───── Records to process ─────
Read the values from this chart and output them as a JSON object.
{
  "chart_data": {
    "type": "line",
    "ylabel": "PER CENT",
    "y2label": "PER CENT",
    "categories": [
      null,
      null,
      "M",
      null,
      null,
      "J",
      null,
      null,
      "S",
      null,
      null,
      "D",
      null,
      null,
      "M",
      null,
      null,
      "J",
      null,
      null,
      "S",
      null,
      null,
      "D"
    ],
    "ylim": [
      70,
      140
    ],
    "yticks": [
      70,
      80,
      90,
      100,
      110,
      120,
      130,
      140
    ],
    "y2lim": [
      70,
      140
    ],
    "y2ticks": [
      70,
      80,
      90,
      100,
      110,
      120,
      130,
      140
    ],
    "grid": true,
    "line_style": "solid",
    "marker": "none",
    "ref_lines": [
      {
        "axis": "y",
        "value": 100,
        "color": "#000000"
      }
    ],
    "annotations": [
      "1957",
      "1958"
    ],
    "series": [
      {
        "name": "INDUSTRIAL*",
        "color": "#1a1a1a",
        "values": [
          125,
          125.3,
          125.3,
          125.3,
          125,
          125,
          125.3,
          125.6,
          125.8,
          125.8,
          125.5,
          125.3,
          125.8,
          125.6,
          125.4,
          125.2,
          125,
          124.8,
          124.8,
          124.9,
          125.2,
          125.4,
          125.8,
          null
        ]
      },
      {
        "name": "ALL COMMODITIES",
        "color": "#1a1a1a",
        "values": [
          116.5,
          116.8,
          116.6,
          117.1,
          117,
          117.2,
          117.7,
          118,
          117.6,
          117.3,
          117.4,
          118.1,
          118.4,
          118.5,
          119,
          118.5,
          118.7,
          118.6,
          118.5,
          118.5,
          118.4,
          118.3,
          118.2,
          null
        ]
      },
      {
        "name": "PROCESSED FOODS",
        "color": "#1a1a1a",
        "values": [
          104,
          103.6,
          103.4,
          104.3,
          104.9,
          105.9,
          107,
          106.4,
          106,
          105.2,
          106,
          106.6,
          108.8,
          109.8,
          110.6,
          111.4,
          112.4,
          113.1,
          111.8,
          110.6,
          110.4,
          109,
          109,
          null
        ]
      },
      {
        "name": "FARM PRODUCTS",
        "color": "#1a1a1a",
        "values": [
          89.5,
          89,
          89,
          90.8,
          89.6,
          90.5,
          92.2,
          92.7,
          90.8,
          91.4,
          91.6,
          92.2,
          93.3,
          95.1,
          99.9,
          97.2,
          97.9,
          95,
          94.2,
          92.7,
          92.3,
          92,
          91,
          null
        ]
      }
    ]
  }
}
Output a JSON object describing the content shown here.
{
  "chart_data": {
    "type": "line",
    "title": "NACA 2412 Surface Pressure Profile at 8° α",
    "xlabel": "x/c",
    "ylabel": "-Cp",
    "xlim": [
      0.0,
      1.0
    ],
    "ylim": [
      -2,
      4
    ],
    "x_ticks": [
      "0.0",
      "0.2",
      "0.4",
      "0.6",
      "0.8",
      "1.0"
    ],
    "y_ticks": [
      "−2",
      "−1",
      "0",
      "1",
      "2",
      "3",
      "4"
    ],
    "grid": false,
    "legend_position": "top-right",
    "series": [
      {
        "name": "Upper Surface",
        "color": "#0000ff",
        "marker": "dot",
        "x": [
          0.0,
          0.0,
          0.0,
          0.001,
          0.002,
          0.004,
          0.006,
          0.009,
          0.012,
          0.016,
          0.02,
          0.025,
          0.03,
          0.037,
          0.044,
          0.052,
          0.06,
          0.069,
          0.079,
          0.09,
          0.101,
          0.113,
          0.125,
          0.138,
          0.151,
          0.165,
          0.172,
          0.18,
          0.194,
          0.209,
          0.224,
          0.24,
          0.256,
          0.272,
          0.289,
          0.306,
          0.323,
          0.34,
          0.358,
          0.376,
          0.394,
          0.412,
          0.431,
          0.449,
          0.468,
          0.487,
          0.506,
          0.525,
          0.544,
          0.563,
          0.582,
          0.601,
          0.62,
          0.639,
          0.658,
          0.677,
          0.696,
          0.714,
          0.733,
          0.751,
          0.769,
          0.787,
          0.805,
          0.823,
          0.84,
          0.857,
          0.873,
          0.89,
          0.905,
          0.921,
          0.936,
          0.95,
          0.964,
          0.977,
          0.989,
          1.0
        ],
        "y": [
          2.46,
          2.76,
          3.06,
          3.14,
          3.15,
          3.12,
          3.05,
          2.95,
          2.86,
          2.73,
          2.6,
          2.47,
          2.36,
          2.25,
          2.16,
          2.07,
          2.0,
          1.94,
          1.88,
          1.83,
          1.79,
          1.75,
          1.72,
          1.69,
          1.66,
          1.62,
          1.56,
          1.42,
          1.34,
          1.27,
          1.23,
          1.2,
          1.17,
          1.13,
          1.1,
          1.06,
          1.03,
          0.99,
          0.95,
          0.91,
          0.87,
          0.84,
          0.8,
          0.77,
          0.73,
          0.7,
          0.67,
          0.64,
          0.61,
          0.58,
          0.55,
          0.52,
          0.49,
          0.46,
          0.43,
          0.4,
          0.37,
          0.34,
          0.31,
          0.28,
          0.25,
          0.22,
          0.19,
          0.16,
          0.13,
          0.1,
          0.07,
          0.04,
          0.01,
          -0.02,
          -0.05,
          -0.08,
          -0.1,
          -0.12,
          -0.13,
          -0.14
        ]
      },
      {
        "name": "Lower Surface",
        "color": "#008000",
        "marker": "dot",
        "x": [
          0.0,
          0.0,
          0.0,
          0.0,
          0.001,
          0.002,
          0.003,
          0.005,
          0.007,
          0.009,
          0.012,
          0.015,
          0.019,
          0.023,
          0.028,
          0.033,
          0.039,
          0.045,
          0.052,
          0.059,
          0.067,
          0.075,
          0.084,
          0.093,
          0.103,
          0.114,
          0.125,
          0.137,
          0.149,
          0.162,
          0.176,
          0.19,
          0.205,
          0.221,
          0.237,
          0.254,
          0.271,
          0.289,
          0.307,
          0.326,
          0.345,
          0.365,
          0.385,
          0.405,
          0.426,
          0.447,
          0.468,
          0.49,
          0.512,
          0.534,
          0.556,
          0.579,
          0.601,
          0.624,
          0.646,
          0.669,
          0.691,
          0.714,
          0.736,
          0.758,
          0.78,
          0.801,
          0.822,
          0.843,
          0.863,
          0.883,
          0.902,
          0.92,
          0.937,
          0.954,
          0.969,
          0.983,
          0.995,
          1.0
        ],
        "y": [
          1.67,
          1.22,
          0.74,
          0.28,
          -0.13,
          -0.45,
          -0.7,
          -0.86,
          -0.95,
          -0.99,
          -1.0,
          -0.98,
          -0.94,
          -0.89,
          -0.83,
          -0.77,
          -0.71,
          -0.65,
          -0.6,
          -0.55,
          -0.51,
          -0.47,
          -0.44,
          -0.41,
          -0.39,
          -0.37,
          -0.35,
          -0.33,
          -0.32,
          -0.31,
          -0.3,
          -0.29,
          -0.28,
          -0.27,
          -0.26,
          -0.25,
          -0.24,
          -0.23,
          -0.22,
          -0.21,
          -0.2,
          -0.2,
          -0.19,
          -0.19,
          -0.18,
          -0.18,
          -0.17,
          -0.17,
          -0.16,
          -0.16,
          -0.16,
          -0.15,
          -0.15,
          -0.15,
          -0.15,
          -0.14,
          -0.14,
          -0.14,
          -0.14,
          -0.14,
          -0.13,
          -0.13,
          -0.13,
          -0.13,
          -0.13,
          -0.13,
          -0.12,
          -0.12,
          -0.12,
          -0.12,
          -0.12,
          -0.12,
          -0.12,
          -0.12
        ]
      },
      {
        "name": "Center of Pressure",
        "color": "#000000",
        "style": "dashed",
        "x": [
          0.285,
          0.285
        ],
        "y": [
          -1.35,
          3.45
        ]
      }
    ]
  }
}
─────
# [What the task asks]
Make an exact copy of the material above.

# [Result for this exercise]
Read the values from this chart and output them as a JSON object.
{
  "chart_data": {
    "type": "line",
    "ylabel": "PER CENT",
    "y2label": "PER CENT",
    "categories": [
      null,
      null,
      "M",
      null,
      null,
      "J",
      null,
      null,
      "S",
      null,
      null,
      "D",
      null,
      null,
      "M",
      null,
      null,
      "J",
      null,
      null,
      "S",
      null,
      null,
      "D"
    ],
    "ylim": [
      70,
      140
    ],
    "yticks": [
      70,
      80,
      90,
      100,
      110,
      120,
      130,
      140
    ],
    "y2lim": [
      70,
      140
    ],
    "y2ticks": [
      70,
      80,
      90,
      100,
      110,
      120,
      130,
      140
    ],
    "grid": true,
    "line_style": "solid",
    "marker": "none",
    "ref_lines": [
      {
        "axis": "y",
        "value": 100,
        "color": "#000000"
      }
    ],
    "annotations": [
      "1957",
      "1958"
    ],
    "series": [
      {
        "name": "INDUSTRIAL*",
        "color": "#1a1a1a",
        "values": [
          125,
          125.3,
          125.3,
          125.3,
          125,
          125,
          125.3,
          125.6,
          125.8,
          125.8,
          125.5,
          125.3,
          125.8,
          125.6,
          125.4,
          125.2,
          125,
          124.8,
          124.8,
          124.9,
          125.2,
          125.4,
          125.8,
          null
        ]
      },
      {
        "name": "ALL COMMODITIES",
        "color": "#1a1a1a",
        "values": [
          116.5,
          116.8,
          116.6,
          117.1,
          117,
          117.2,
          117.7,
          118,
          117.6,
          117.3,
          117.4,
          118.1,
          118.4,
          118.5,
          119,
          118.5,
          118.7,
          118.6,
          118.5,
          118.5,
          118.4,
          118.3,
          118.2,
          null
        ]
      },
      {
        "name": "PROCESSED FOODS",
        "color": "#1a1a1a",
        "values": [
          104,
          103.6,
          103.4,
          104.3,
          104.9,
          105.9,
          107,
          106.4,
          106,
          105.2,
          106,
          106.6,
          108.8,
          109.8,
          110.6,
          111.4,
          112.4,
          113.1,
          111.8,
          110.6,
          110.4,
          109,
          109,
          null
        ]
      },
      {
        "name": "FARM PRODUCTS",
        "color": "#1a1a1a",
        "values": [
          89.5,
          89,
          89,
          90.8,
          89.6,
          90.5,
          92.2,
          92.7,
          90.8,
          91.4,
          91.6,
          92.2,
          93.3,
          95.1,
          99.9,
          97.2,
          97.9,
          95,
          94.2,
          92.7,
          92.3,
          92,
          91,
          null
        ]
      }
    ]
  }
}
Output a JSON object describing the content shown here.
{
  "chart_data": {
    "type": "line",
    "title": "NACA 2412 Surface Pressure Profile at 8° α",
    "xlabel": "x/c",
    "ylabel": "-Cp",
    "xlim": [
      0.0,
      1.0
    ],
    "ylim": [
      -2,
      4
    ],
    "x_ticks": [
      "0.0",
      "0.2",
      "0.4",
      "0.6",
      "0.8",
      "1.0"
    ],
    "y_ticks": [
      "−2",
      "−1",
      "0",
      "1",
      "2",
      "3",
      "4"
    ],
    "grid": false,
    "legend_position": "top-right",
    "series": [
      {
        "name": "Upper Surface",
        "color": "#0000ff",
        "marker": "dot",
        "x": [
          0.0,
          0.0,
          0.0,
          0.001,
          0.002,
          0.004,
          0.006,
          0.009,
          0.012,
          0.016,
          0.02,
          0.025,
          0.03,
          0.037,
          0.044,
          0.052,
          0.06,
          0.069,
          0.079,
          0.09,
          0.101,
          0.113,
          0.125,
          0.138,
          0.151,
          0.165,
          0.172,
          0.18,
          0.194,
          0.209,
          0.224,
          0.24,
          0.256,
          0.272,
          0.289,
          0.306,
          0.323,
          0.34,
          0.358,
          0.376,
          0.394,
          0.412,
          0.431,
          0.449,
          0.468,
          0.487,
          0.506,
          0.525,
          0.544,
          0.563,
          0.582,
          0.601,
          0.62,
          0.639,
          0.658,
          0.677,
          0.696,
          0.714,
          0.733,
          0.751,
          0.769,
          0.787,
          0.805,
          0.823,
          0.84,
          0.857,
          0.873,
          0.89,
          0.905,
          0.921,
          0.936,
          0.95,
          0.964,
          0.977,
          0.989,
          1.0
        ],
        "y": [
          2.46,
          2.76,
          3.06,
          3.14,
          3.15,
          3.12,
          3.05,
          2.95,
          2.86,
          2.73,
          2.6,
          2.47,
          2.36,
          2.25,
          2.16,
          2.07,
          2.0,
          1.94,
          1.88,
          1.83,
          1.79,
          1.75,
          1.72,
          1.69,
          1.66,
          1.62,
          1.56,
          1.42,
          1.34,
          1.27,
          1.23,
          1.2,
          1.17,
          1.13,
          1.1,
          1.06,
          1.03,
          0.99,
          0.95,
          0.91,
          0.87,
          0.84,
          0.8,
          0.77,
          0.73,
          0.7,
          0.67,
          0.64,
          0.61,
          0.58,
          0.55,
          0.52,
          0.49,
          0.46,
          0.43,
          0.4,
          0.37,
          0.34,
          0.31,
          0.28,
          0.25,
          0.22,
          0.19,
          0.16,
          0.13,
          0.1,
          0.07,
          0.04,
          0.01,
          -0.02,
          -0.05,
          -0.08,
          -0.1,
          -0.12,
          -0.13,
          -0.14
        ]
      },
      {
        "name": "Lower Surface",
        "color": "#008000",
        "marker": "dot",
        "x": [
          0.0,
          0.0,
          0.0,
          0.0,
          0.001,
          0.002,
          0.003,
          0.005,
          0.007,
          0.009,
          0.012,
          0.015,
          0.019,
          0.023,
          0.028,
          0.033,
          0.039,
          0.045,
          0.052,
          0.059,
          0.067,
          0.075,
          0.084,
          0.093,
          0.103,
          0.114,
          0.125,
          0.137,
          0.149,
          0.162,
          0.176,
          0.19,
          0.205,
          0.221,
          0.237,
          0.254,
          0.271,
          0.289,
          0.307,
          0.326,
          0.345,
          0.365,
          0.385,
          0.405,
          0.426,
          0.447,
          0.468,
          0.49,
          0.512,
          0.534,
          0.556,
          0.579,
          0.601,
          0.624,
          0.646,
          0.669,
          0.691,
          0.714,
          0.736,
          0.758,
          0.78,
          0.801,
          0.822,
          0.843,
          0.863,
          0.883,
          0.902,
          0.92,
          0.937,
          0.954,
          0.969,
          0.983,
          0.995,
          1.0
        ],
        "y": [
          1.67,
          1.22,
          0.74,
          0.28,
          -0.13,
          -0.45,
          -0.7,
          -0.86,
          -0.95,
          -0.99,
          -1.0,
          -0.98,
          -0.94,
          -0.89,
          -0.83,
          -0.77,
          -0.71,
          -0.65,
          -0.6,
          -0.55,
          -0.51,
          -0.47,
          -0.44,
          -0.41,
          -0.39,
          -0.37,
          -0.35,
          -0.33,
          -0.32,
          -0.31,
          -0.3,
          -0.29,
          -0.28,
          -0.27,
          -0.26,
          -0.25,
          -0.24,
          -0.23,
          -0.22,
          -0.21,
          -0.2,
          -0.2,
          -0.19,
          -0.19,
          -0.18,
          -0.18,
          -0.17,
          -0.17,
          -0.16,
          -0.16,
          -0.16,
          -0.15,
          -0.15,
          -0.15,
          -0.15,
          -0.14,
          -0.14,
          -0.14,
          -0.14,
          -0.14,
          -0.13,
          -0.13,
          -0.13,
          -0.13,
          -0.13,
          -0.13,
          -0.12,
          -0.12,
          -0.12,
          -0.12,
          -0.12,
          -0.12,
          -0.12,
          -0.12
        ]
      },
      {
        "name": "Center of Pressure",
        "color": "#000000",
        "style": "dashed",
        "x": [
          0.285,
          0.285
        ],
        "y": [
          -1.35,
          3.45
        ]
      }
    ]
  }
}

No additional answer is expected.